- [Exercise objective] Copy out all lines with the word "number" in them.

-- Input data start --

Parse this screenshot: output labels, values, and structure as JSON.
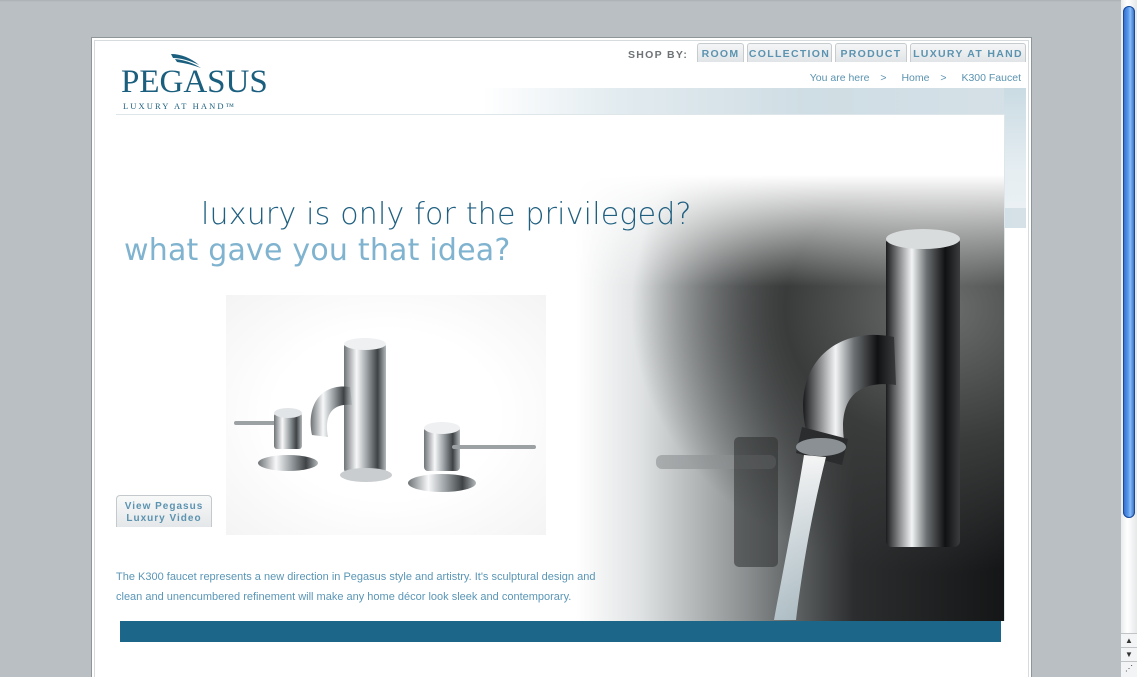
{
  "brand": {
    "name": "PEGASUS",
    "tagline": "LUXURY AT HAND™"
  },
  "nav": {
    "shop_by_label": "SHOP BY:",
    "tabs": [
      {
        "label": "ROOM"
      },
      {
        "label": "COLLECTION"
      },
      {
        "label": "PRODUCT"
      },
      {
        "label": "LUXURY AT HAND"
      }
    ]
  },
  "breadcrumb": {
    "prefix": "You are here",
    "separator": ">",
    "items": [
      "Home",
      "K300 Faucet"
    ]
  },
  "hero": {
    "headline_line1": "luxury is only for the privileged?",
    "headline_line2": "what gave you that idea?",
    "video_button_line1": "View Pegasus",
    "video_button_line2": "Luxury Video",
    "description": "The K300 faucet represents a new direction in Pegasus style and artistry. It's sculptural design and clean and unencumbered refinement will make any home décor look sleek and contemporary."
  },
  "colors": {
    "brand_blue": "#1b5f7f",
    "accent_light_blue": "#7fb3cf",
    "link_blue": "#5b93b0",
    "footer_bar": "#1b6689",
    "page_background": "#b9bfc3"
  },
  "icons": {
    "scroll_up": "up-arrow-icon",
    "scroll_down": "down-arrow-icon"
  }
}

-- Input data end --
-- Input data start --

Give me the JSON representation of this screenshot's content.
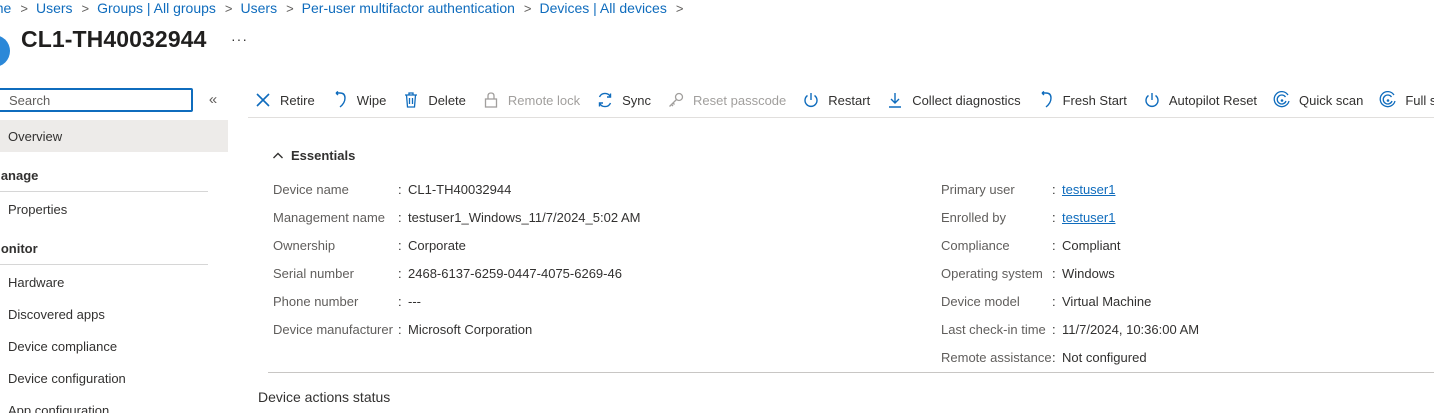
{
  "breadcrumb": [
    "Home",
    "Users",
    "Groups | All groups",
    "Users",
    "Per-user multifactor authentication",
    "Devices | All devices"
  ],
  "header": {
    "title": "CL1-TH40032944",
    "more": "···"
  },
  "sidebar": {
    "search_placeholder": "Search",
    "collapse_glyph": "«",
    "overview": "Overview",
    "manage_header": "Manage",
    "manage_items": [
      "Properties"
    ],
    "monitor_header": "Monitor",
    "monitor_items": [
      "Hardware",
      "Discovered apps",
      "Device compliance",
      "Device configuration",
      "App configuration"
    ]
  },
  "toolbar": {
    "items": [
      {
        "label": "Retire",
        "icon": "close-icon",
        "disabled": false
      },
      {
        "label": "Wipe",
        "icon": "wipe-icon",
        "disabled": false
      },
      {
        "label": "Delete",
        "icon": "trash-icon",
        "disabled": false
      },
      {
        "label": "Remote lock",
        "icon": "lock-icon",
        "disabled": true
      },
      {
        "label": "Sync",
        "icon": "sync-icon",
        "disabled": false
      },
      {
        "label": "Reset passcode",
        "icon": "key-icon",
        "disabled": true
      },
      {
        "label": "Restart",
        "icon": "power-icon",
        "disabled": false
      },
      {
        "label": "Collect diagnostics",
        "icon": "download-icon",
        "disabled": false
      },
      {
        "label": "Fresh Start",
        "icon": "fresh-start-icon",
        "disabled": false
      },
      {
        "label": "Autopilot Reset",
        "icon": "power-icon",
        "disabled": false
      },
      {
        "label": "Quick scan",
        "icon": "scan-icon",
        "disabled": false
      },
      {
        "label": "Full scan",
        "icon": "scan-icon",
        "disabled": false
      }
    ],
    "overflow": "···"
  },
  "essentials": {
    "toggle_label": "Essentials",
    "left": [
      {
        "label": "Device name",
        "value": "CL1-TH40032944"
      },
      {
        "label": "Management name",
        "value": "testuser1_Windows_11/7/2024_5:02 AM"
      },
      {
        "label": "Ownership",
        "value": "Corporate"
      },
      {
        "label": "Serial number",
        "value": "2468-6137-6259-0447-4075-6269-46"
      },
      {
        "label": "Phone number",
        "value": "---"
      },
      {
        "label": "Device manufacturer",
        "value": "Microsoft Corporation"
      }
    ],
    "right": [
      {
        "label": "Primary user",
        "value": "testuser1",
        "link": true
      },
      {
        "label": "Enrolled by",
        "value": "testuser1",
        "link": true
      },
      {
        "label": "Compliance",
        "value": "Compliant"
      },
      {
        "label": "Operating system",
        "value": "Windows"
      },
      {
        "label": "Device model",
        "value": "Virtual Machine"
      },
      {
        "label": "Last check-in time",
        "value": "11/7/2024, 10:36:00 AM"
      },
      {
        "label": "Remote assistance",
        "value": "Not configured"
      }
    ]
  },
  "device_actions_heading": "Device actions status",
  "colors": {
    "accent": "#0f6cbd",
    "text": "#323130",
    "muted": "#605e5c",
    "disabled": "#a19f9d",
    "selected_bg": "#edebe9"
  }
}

-- Input data end --

- [Output for this exercise]
        "label": "Serial number",
        "label": "Phone number",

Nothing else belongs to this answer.